**What you have to do**
Give the number of lines in the records below that include "Cost". Reply with that number alone.

**Figure data in JSON**
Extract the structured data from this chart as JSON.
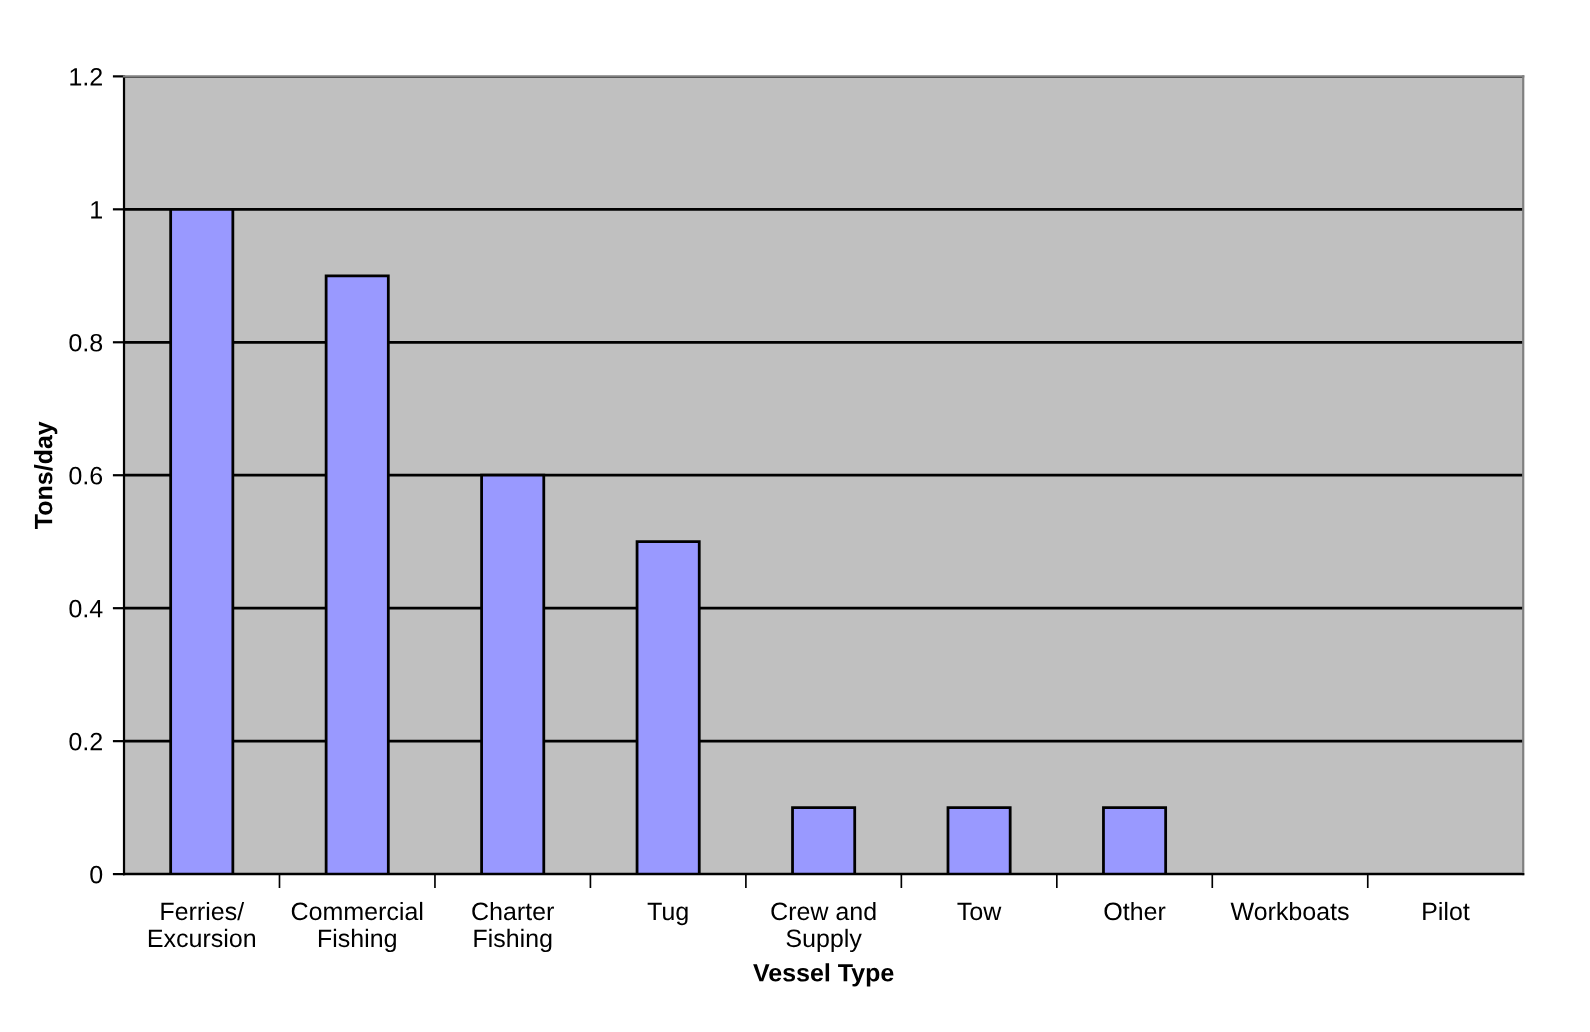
{
  "chart_data": {
    "type": "bar",
    "xlabel": "Vessel Type",
    "ylabel": "Tons/day",
    "categories": [
      "Ferries/\nExcursion",
      "Commercial\nFishing",
      "Charter\nFishing",
      "Tug",
      "Crew and\nSupply",
      "Tow",
      "Other",
      "Workboats",
      "Pilot"
    ],
    "values": [
      1,
      0.9,
      0.6,
      0.5,
      0.1,
      0.1,
      0.1,
      0,
      0
    ],
    "color": "#9999ff",
    "ylim": [
      0,
      1.2
    ],
    "yticks": [
      0,
      0.2,
      0.4,
      0.6,
      0.8,
      1,
      1.2
    ],
    "grid": "y"
  }
}
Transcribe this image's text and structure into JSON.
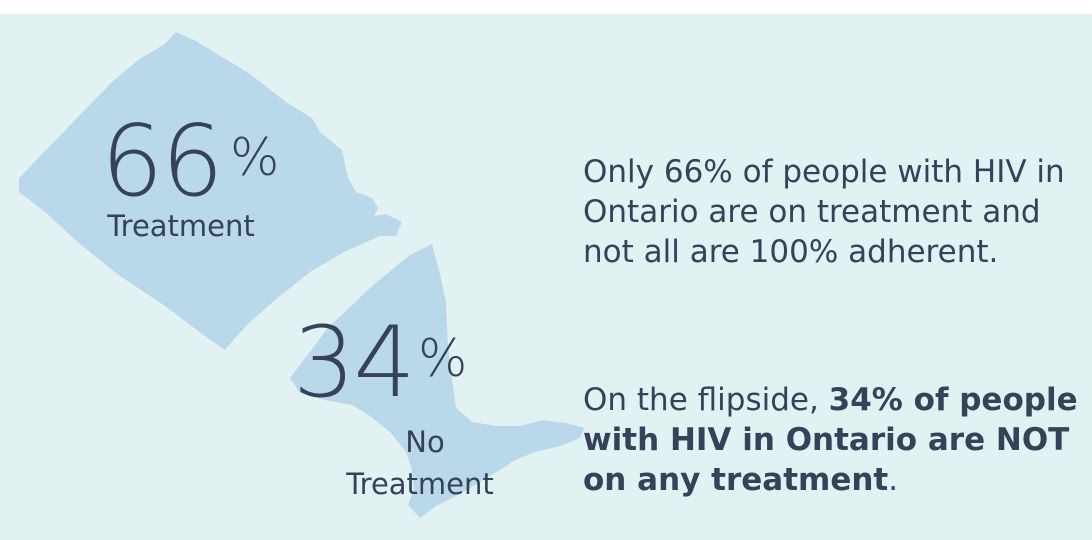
{
  "colors": {
    "background": "#e2f1f2",
    "map_fill": "#b9d8ea",
    "text": "#36425a"
  },
  "stats": {
    "treatment": {
      "value": "66",
      "symbol": "%",
      "label": "Treatment"
    },
    "no_treatment": {
      "value": "34",
      "symbol": "%",
      "label_line1": "No",
      "label_line2": "Treatment"
    }
  },
  "text": {
    "paragraph1": "Only 66% of people with HIV in Ontario are on treatment and not all are 100% adherent.",
    "paragraph2_prefix": "On the flipside, ",
    "paragraph2_bold": "34% of people with HIV in Ontario are NOT on any treatment",
    "paragraph2_suffix": "."
  }
}
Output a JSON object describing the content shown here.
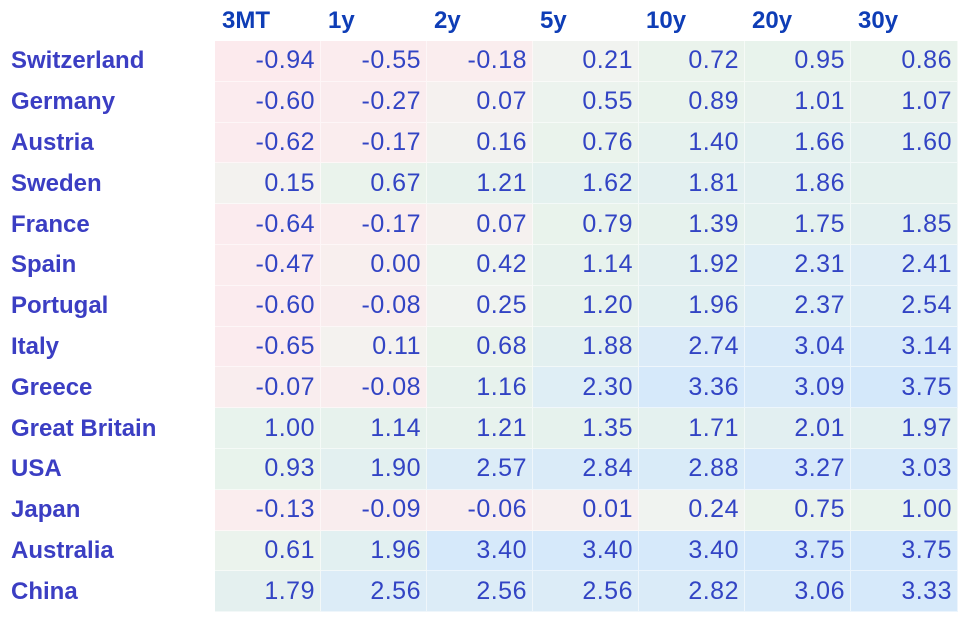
{
  "chart_data": {
    "type": "heatmap",
    "title": "",
    "columns": [
      "3MT",
      "1y",
      "2y",
      "5y",
      "10y",
      "20y",
      "30y"
    ],
    "rows": [
      {
        "country": "Switzerland",
        "values": [
          "-0.94",
          "-0.55",
          "-0.18",
          "0.21",
          "0.72",
          "0.95",
          "0.86"
        ]
      },
      {
        "country": "Germany",
        "values": [
          "-0.60",
          "-0.27",
          "0.07",
          "0.55",
          "0.89",
          "1.01",
          "1.07"
        ]
      },
      {
        "country": "Austria",
        "values": [
          "-0.62",
          "-0.17",
          "0.16",
          "0.76",
          "1.40",
          "1.66",
          "1.60"
        ]
      },
      {
        "country": "Sweden",
        "values": [
          "0.15",
          "0.67",
          "1.21",
          "1.62",
          "1.81",
          "1.86",
          ""
        ]
      },
      {
        "country": "France",
        "values": [
          "-0.64",
          "-0.17",
          "0.07",
          "0.79",
          "1.39",
          "1.75",
          "1.85"
        ]
      },
      {
        "country": "Spain",
        "values": [
          "-0.47",
          "0.00",
          "0.42",
          "1.14",
          "1.92",
          "2.31",
          "2.41"
        ]
      },
      {
        "country": "Portugal",
        "values": [
          "-0.60",
          "-0.08",
          "0.25",
          "1.20",
          "1.96",
          "2.37",
          "2.54"
        ]
      },
      {
        "country": "Italy",
        "values": [
          "-0.65",
          "0.11",
          "0.68",
          "1.88",
          "2.74",
          "3.04",
          "3.14"
        ]
      },
      {
        "country": "Greece",
        "values": [
          "-0.07",
          "-0.08",
          "1.16",
          "2.30",
          "3.36",
          "3.09",
          "3.75"
        ]
      },
      {
        "country": "Great Britain",
        "values": [
          "1.00",
          "1.14",
          "1.21",
          "1.35",
          "1.71",
          "2.01",
          "1.97"
        ]
      },
      {
        "country": "USA",
        "values": [
          "0.93",
          "1.90",
          "2.57",
          "2.84",
          "2.88",
          "3.27",
          "3.03"
        ]
      },
      {
        "country": "Japan",
        "values": [
          "-0.13",
          "-0.09",
          "-0.06",
          "0.01",
          "0.24",
          "0.75",
          "1.00"
        ]
      },
      {
        "country": "Australia",
        "values": [
          "0.61",
          "1.96",
          "3.40",
          "3.40",
          "3.40",
          "3.75",
          "3.75"
        ]
      },
      {
        "country": "China",
        "values": [
          "1.79",
          "2.56",
          "2.56",
          "2.56",
          "2.82",
          "3.06",
          "3.33"
        ]
      }
    ]
  },
  "colors": {
    "header_text": "#0e3db6",
    "country_text": "#3b3ec3",
    "number_text": "#3244c4",
    "empty_cell": "#e4f1ee",
    "heat_stops": [
      [
        -1.0,
        "#fceaed"
      ],
      [
        -0.4,
        "#fbecee"
      ],
      [
        -0.03,
        "#f9edee"
      ],
      [
        0.05,
        "#f5f1ef"
      ],
      [
        0.3,
        "#eff4f0"
      ],
      [
        0.7,
        "#eaf3ec"
      ],
      [
        1.3,
        "#e6f2ed"
      ],
      [
        1.9,
        "#e3f0f0"
      ],
      [
        2.3,
        "#dfeef5"
      ],
      [
        2.8,
        "#daebf8"
      ],
      [
        3.4,
        "#d6e9fa"
      ],
      [
        3.8,
        "#d4e8fa"
      ]
    ]
  }
}
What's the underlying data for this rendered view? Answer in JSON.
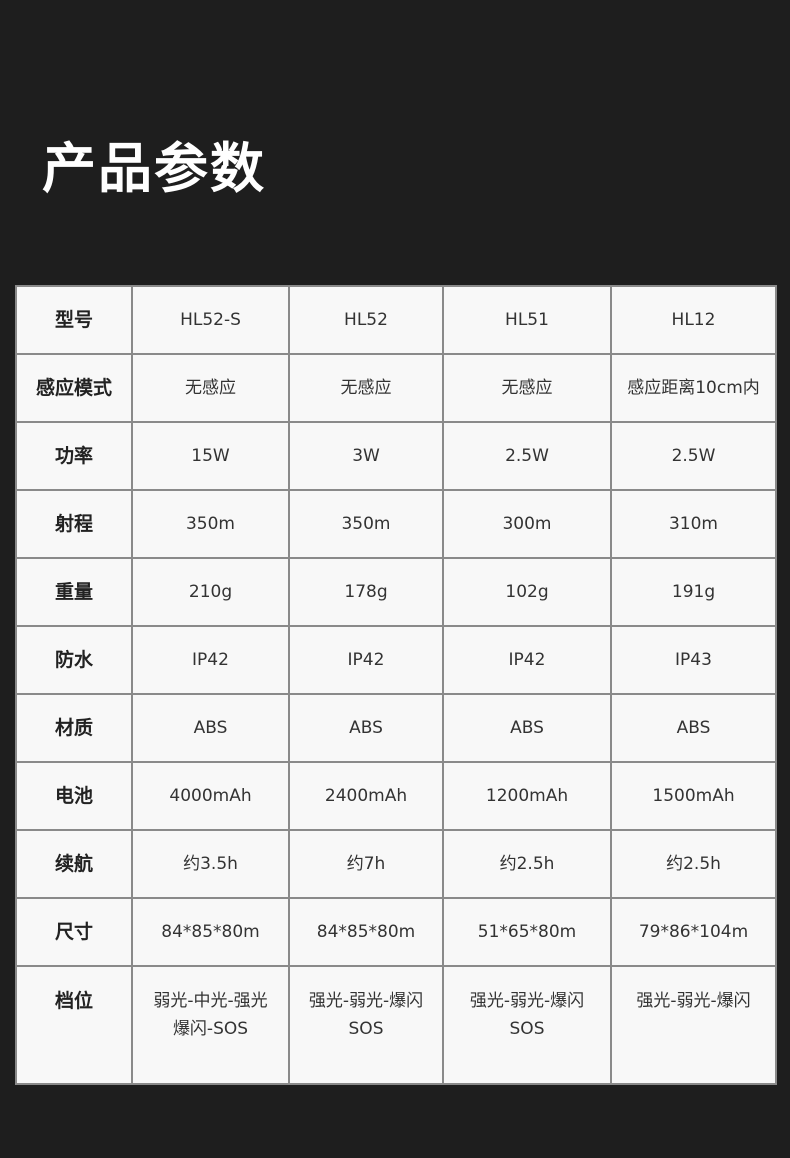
{
  "title": "产品参数",
  "table": {
    "rows": [
      {
        "label": "型号",
        "values": [
          [
            "HL52-S"
          ],
          [
            "HL52"
          ],
          [
            "HL51"
          ],
          [
            "HL12"
          ]
        ]
      },
      {
        "label": "感应模式",
        "values": [
          [
            "无感应"
          ],
          [
            "无感应"
          ],
          [
            "无感应"
          ],
          [
            "感应距离10cm内"
          ]
        ]
      },
      {
        "label": "功率",
        "values": [
          [
            "15W"
          ],
          [
            "3W"
          ],
          [
            "2.5W"
          ],
          [
            "2.5W"
          ]
        ]
      },
      {
        "label": "射程",
        "values": [
          [
            "350m"
          ],
          [
            "350m"
          ],
          [
            "300m"
          ],
          [
            "310m"
          ]
        ]
      },
      {
        "label": "重量",
        "values": [
          [
            "210g"
          ],
          [
            "178g"
          ],
          [
            "102g"
          ],
          [
            "191g"
          ]
        ]
      },
      {
        "label": "防水",
        "values": [
          [
            "IP42"
          ],
          [
            "IP42"
          ],
          [
            "IP42"
          ],
          [
            "IP43"
          ]
        ]
      },
      {
        "label": "材质",
        "values": [
          [
            "ABS"
          ],
          [
            "ABS"
          ],
          [
            "ABS"
          ],
          [
            "ABS"
          ]
        ]
      },
      {
        "label": "电池",
        "values": [
          [
            "4000mAh"
          ],
          [
            "2400mAh"
          ],
          [
            "1200mAh"
          ],
          [
            "1500mAh"
          ]
        ]
      },
      {
        "label": "续航",
        "values": [
          [
            "约3.5h"
          ],
          [
            "约7h"
          ],
          [
            "约2.5h"
          ],
          [
            "约2.5h"
          ]
        ]
      },
      {
        "label": "尺寸",
        "values": [
          [
            "84*85*80m"
          ],
          [
            "84*85*80m"
          ],
          [
            "51*65*80m"
          ],
          [
            "79*86*104m"
          ]
        ]
      },
      {
        "label": "档位",
        "values": [
          [
            "弱光-中光-强光",
            "爆闪-SOS"
          ],
          [
            "强光-弱光-爆闪",
            "SOS"
          ],
          [
            "强光-弱光-爆闪",
            "SOS"
          ],
          [
            "强光-弱光-爆闪"
          ]
        ]
      }
    ]
  }
}
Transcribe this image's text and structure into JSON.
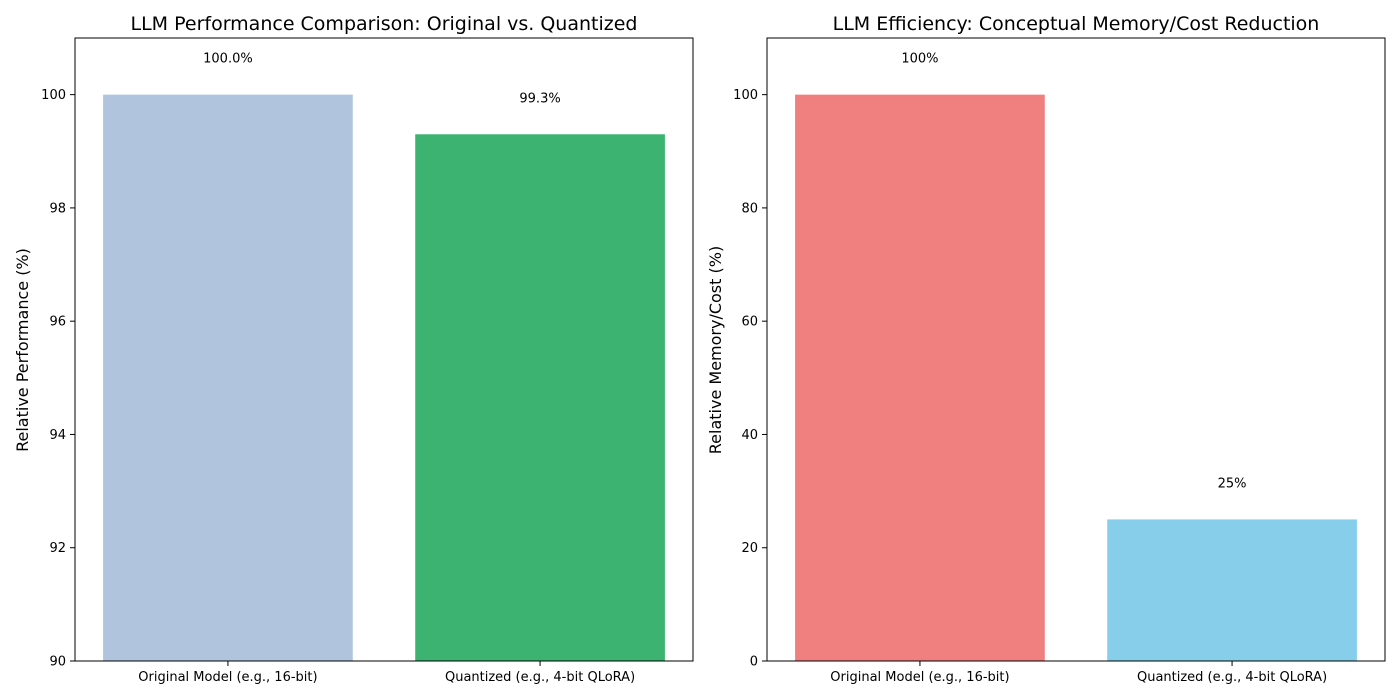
{
  "chart_data": [
    {
      "type": "bar",
      "title": "LLM Performance Comparison: Original vs. Quantized",
      "xlabel": "",
      "ylabel": "Relative Performance (%)",
      "categories": [
        "Original Model (e.g., 16-bit)",
        "Quantized (e.g., 4-bit QLoRA)"
      ],
      "values": [
        100.0,
        99.3
      ],
      "value_labels": [
        "100.0%",
        "99.3%"
      ],
      "colors": [
        "#b0c4de",
        "#3cb371"
      ],
      "ylim": [
        90,
        101
      ],
      "yticks": [
        90,
        92,
        94,
        96,
        98,
        100
      ],
      "grid": false,
      "legend": "none"
    },
    {
      "type": "bar",
      "title": "LLM Efficiency: Conceptual Memory/Cost Reduction",
      "xlabel": "",
      "ylabel": "Relative Memory/Cost (%)",
      "categories": [
        "Original Model (e.g., 16-bit)",
        "Quantized (e.g., 4-bit QLoRA)"
      ],
      "values": [
        100,
        25
      ],
      "value_labels": [
        "100%",
        "25%"
      ],
      "colors": [
        "#f08080",
        "#87ceeb"
      ],
      "ylim": [
        0,
        110
      ],
      "yticks": [
        0,
        20,
        40,
        60,
        80,
        100
      ],
      "grid": false,
      "legend": "none"
    }
  ]
}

**Output below**
2